India, too, is making some headway in developing its own arbitration culture. It has reformed its arbitration regime and limited the scope for judicial intervention. As part of its emergence on the arbitration stage, the London Court of International Arbitration (LCIA) established its first independent subsidiary in April 2009, in the Indian capital New Delhi.
Arbitration is clearly gaining traction quickly in Asia. In 2004, the Hong Kong International Arbitration Center (HKIAC) handled just 280 cases. By 2009, this had leapt to 649 disputes.

-=-=-

Set problem A
Quote the passage on arbitration in Asia word for word, starting with "India, too, is" and going on through "capital New Delhi.".
Set problem B
Extend the passage on arbitration in Asia, picking up right after its final sentence.
The items that come next have no connection to the passage on arbitration in Asia.

Dataset rows:
-=-=-

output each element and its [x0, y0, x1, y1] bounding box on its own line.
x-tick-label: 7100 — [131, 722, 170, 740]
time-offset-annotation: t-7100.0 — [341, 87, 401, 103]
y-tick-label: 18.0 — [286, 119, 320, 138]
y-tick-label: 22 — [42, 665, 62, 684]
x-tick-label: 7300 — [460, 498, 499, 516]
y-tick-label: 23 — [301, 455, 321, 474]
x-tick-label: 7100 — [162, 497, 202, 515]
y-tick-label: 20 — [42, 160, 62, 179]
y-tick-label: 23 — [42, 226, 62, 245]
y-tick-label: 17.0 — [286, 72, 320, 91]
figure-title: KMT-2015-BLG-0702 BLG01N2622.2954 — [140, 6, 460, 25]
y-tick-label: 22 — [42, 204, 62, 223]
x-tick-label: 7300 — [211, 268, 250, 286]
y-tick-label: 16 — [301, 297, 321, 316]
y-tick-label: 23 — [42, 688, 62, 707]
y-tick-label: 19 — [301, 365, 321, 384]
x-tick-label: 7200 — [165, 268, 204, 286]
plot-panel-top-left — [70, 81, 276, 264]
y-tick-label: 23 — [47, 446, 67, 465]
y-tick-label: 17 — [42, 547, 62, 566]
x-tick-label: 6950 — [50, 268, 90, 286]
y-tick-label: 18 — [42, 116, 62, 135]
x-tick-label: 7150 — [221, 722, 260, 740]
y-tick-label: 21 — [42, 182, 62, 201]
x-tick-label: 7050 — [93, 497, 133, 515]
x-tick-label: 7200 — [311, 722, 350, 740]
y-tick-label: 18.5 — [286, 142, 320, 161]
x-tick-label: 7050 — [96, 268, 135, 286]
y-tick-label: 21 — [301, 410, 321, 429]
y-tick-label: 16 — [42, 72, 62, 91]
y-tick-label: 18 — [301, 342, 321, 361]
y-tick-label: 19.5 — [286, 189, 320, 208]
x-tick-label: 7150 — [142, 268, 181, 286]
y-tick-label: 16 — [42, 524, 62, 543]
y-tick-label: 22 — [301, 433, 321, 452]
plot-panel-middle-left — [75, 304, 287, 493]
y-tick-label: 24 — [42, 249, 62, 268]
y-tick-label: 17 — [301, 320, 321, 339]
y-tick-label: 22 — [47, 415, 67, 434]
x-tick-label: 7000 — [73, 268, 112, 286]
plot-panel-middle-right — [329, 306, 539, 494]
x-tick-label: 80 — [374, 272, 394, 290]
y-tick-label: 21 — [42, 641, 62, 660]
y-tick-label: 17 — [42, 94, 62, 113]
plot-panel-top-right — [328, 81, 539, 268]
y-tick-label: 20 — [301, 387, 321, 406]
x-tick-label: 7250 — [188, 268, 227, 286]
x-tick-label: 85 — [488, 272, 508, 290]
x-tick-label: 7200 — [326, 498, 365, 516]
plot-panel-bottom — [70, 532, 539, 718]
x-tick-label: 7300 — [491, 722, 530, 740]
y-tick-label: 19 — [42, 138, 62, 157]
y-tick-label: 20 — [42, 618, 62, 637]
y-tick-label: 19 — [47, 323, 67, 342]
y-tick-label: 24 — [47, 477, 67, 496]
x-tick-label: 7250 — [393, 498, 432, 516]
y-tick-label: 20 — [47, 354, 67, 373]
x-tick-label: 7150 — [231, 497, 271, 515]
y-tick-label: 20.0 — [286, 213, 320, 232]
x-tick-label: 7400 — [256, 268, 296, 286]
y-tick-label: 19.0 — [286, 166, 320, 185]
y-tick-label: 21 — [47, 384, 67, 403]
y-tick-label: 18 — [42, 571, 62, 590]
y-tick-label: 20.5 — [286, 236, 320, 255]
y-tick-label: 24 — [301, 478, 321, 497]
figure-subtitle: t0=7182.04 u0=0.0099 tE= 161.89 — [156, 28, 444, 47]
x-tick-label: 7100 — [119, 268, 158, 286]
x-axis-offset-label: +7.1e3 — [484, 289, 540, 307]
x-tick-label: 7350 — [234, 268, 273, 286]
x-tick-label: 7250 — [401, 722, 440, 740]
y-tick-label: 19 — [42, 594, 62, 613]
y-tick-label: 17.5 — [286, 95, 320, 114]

-=-=-

Exercise answer A
India, too, is making some headway in developing its own arbitration culture. It has reformed its arbitration regime and limited the scope for judicial intervention. As part of its emergence on the arbitration stage, the London Court of International Arbitration (LCIA) established its first independent subsidiary in April 2009, in the Indian capital New Delhi.

Exercise answer B
In fact, Asia has experienced much greater growth in arbitration than Europe, which has effective transnational treaties to enforce court judgments. Clifford Chance’s Denis Brock says: ‘Arbitration is not prevalent for intra-European disputes, because there are sophisticated transnational treaties to enforce court judgments.’ Frances Van Eupen, counsel at Allen & Overy in Hong Kong SAR says that Asia is the key area for growth in arbitration: ‘Banks in the region are contracting with emerging market counterparties and those contracts often provide for disputes to be referred to arbitration. A key reason for choosing arbitration when dealing with emerging markets is because enforcement under the New York Convention crosses jurisdictional boundaries. In Europe there are reciprocal arrangements for the enforcement of judgments, so banking disputes are more often referred to the courts rather than arbitration.’
Orrick’s Robert Pé says that his practice has been transformed since returning to Hong Kong SAR in 2003. At that point, arbitration accounted for only a small proportion of his day-to-day practice, but now accounts for 70 to 80 per cent of his work. The startling growth in investment into China circa 2000, as the nation moved towards World Trade Organisation (WTO) accession, saw many contracts using arbitration as the preferred dispute resolution clause.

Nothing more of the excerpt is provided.